'''

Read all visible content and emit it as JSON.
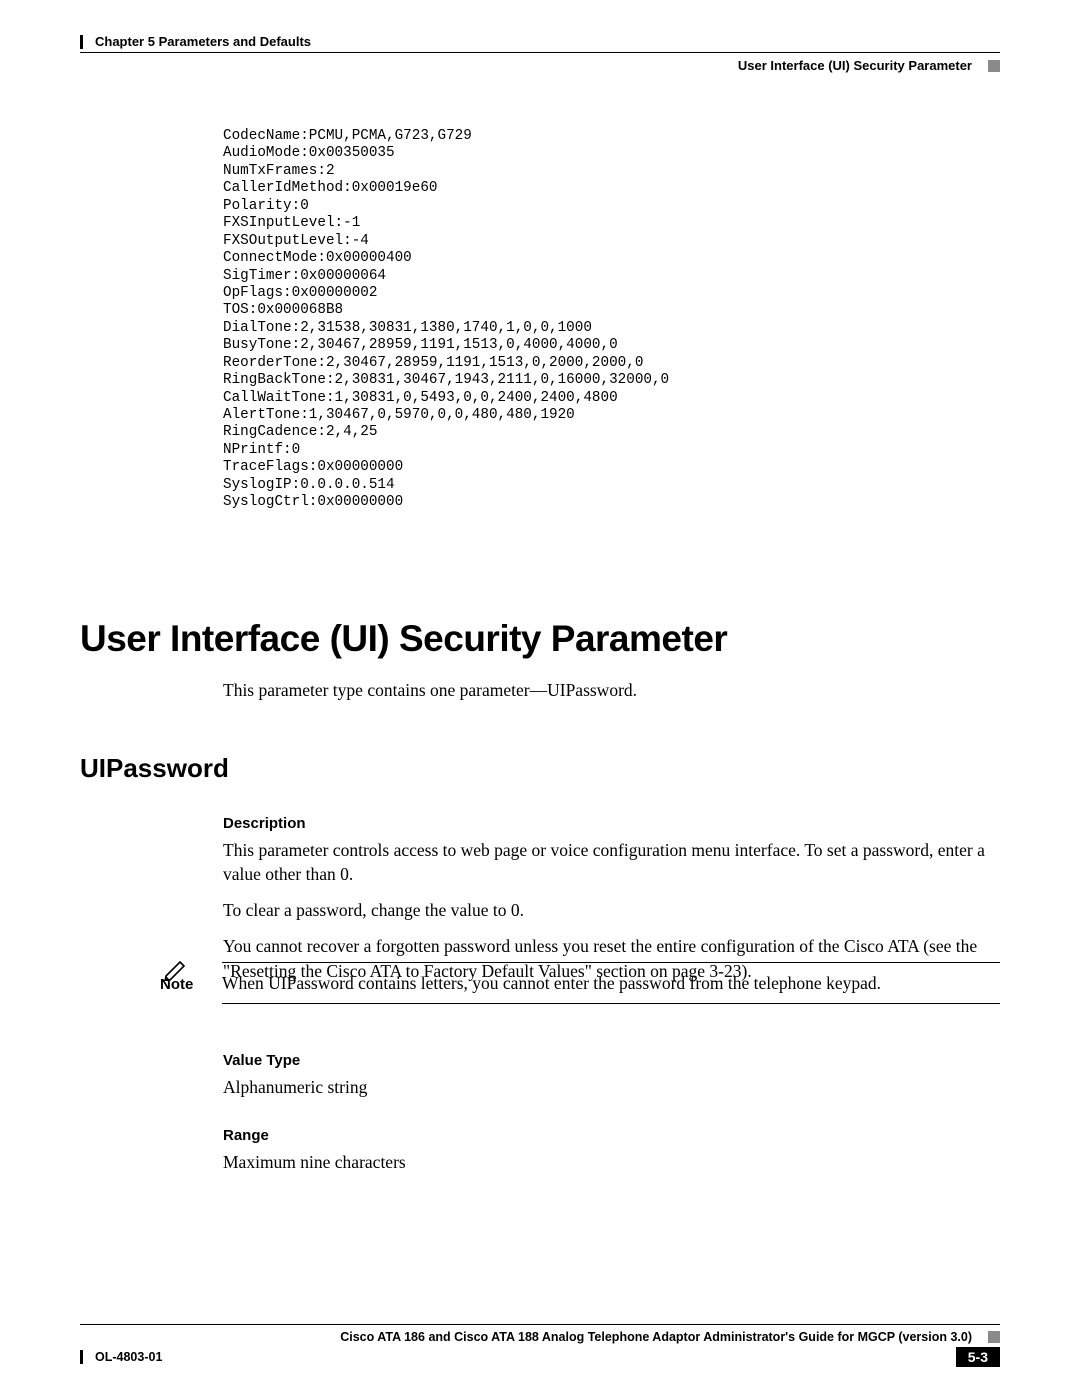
{
  "header": {
    "chapter": "Chapter 5      Parameters and Defaults",
    "breadcrumb": "User Interface (UI) Security Parameter"
  },
  "code": "CodecName:PCMU,PCMA,G723,G729\nAudioMode:0x00350035\nNumTxFrames:2\nCallerIdMethod:0x00019e60\nPolarity:0\nFXSInputLevel:-1\nFXSOutputLevel:-4\nConnectMode:0x00000400\nSigTimer:0x00000064\nOpFlags:0x00000002\nTOS:0x000068B8\nDialTone:2,31538,30831,1380,1740,1,0,0,1000\nBusyTone:2,30467,28959,1191,1513,0,4000,4000,0\nReorderTone:2,30467,28959,1191,1513,0,2000,2000,0\nRingBackTone:2,30831,30467,1943,2111,0,16000,32000,0\nCallWaitTone:1,30831,0,5493,0,0,2400,2400,4800\nAlertTone:1,30467,0,5970,0,0,480,480,1920\nRingCadence:2,4,25\nNPrintf:0\nTraceFlags:0x00000000\nSyslogIP:0.0.0.0.514\nSyslogCtrl:0x00000000",
  "h1": "User Interface (UI) Security Parameter",
  "h1_desc": "This parameter type contains one parameter—UIPassword.",
  "h2": "UIPassword",
  "description": {
    "label": "Description",
    "p1": "This parameter controls access to web page or voice configuration menu interface. To set a password, enter a value other than 0.",
    "p2": "To clear a password, change the value to 0.",
    "p3": "You cannot recover a forgotten password unless you reset the entire configuration of the Cisco ATA (see the \"Resetting the Cisco ATA to Factory Default Values\" section on page 3-23)."
  },
  "note": {
    "label": "Note",
    "text": "When UIPassword contains letters, you cannot enter the password from the telephone keypad."
  },
  "value_type": {
    "label": "Value Type",
    "text": "Alphanumeric string"
  },
  "range": {
    "label": "Range",
    "text": "Maximum nine characters"
  },
  "footer": {
    "title": "Cisco ATA 186 and Cisco ATA 188 Analog Telephone Adaptor Administrator's Guide for MGCP (version 3.0)",
    "doc_id": "OL-4803-01",
    "page": "5-3"
  }
}
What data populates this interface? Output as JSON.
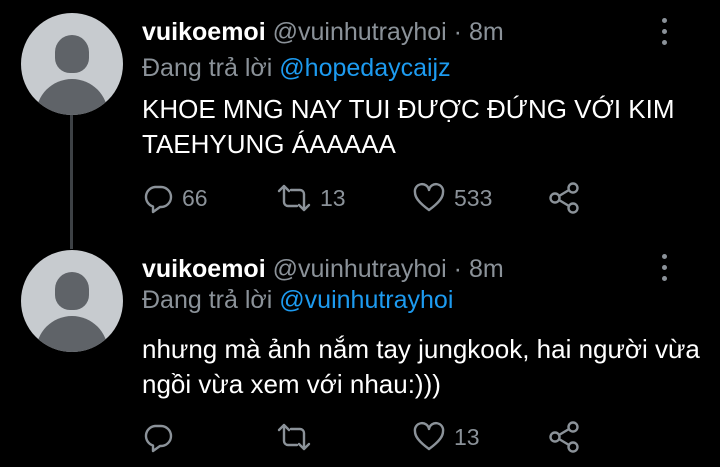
{
  "tweets": [
    {
      "author": "vuikoemoi",
      "handle": "@vuinhutrayhoi",
      "dot": "·",
      "time": "8m",
      "reply_prefix": "Đang trả lời",
      "reply_to": "@hopedaycaijz",
      "text": "KHOE MNG NAY TUI ĐƯỢC ĐỨNG VỚI KIM TAEHYUNG ÁAAAAA",
      "replies": "66",
      "retweets": "13",
      "likes": "533"
    },
    {
      "author": "vuikoemoi",
      "handle": "@vuinhutrayhoi",
      "dot": "·",
      "time": "8m",
      "reply_prefix": "Đang trả lời",
      "reply_to": "@vuinhutrayhoi",
      "text": "nhưng mà ảnh nắm tay jungkook, hai người vừa ngồi vừa xem với nhau:)))",
      "replies": "",
      "retweets": "",
      "likes": "13"
    }
  ],
  "icons": {
    "reply": "reply-icon",
    "retweet": "retweet-icon",
    "like": "heart-icon",
    "share": "share-icon",
    "more": "more-vertical-icon"
  },
  "colors": {
    "background": "#000000",
    "text": "#ffffff",
    "secondary": "#8b9299",
    "link": "#1d9bf0"
  }
}
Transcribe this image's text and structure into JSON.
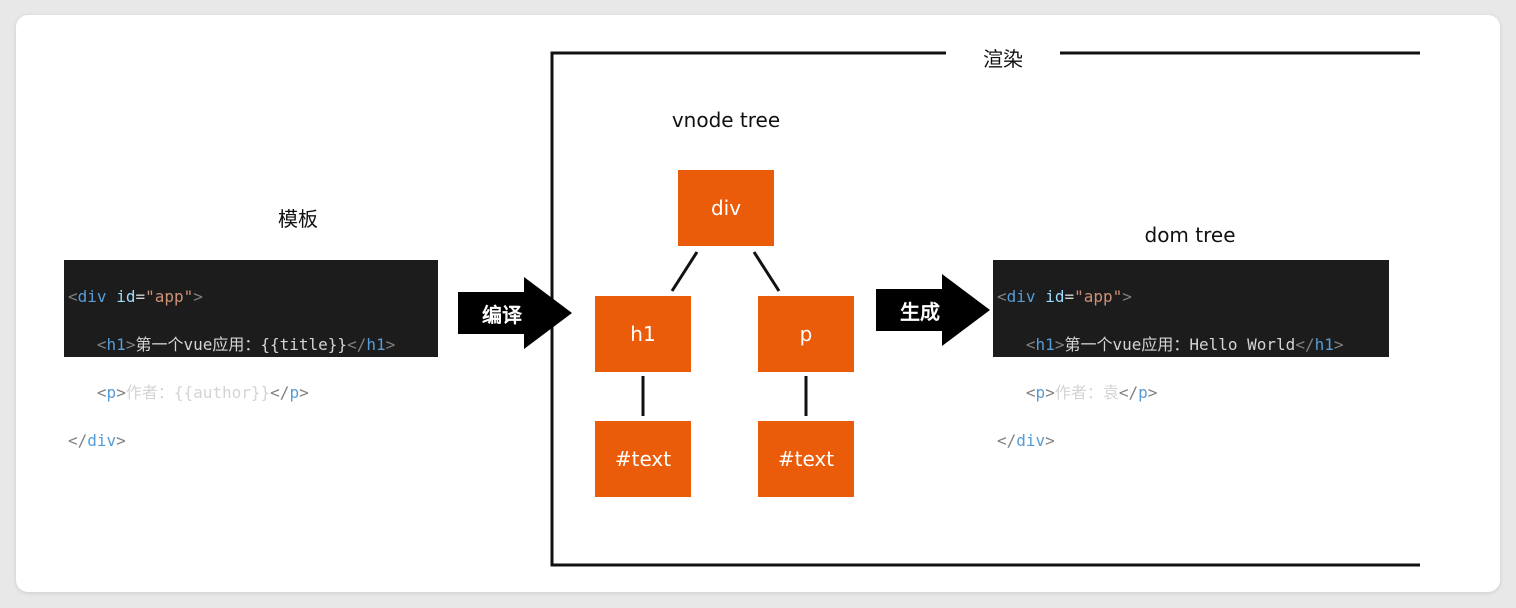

'''

▶ **Given task**
Scan the data above; copy every line where "contains" appears.

▶ **Result of the task**
  "h1_desc": "This parameter type contains one parameter—UIPassword.",
    "text": "When UIPassword contains letters, you cannot enter the password from the telephone keypad."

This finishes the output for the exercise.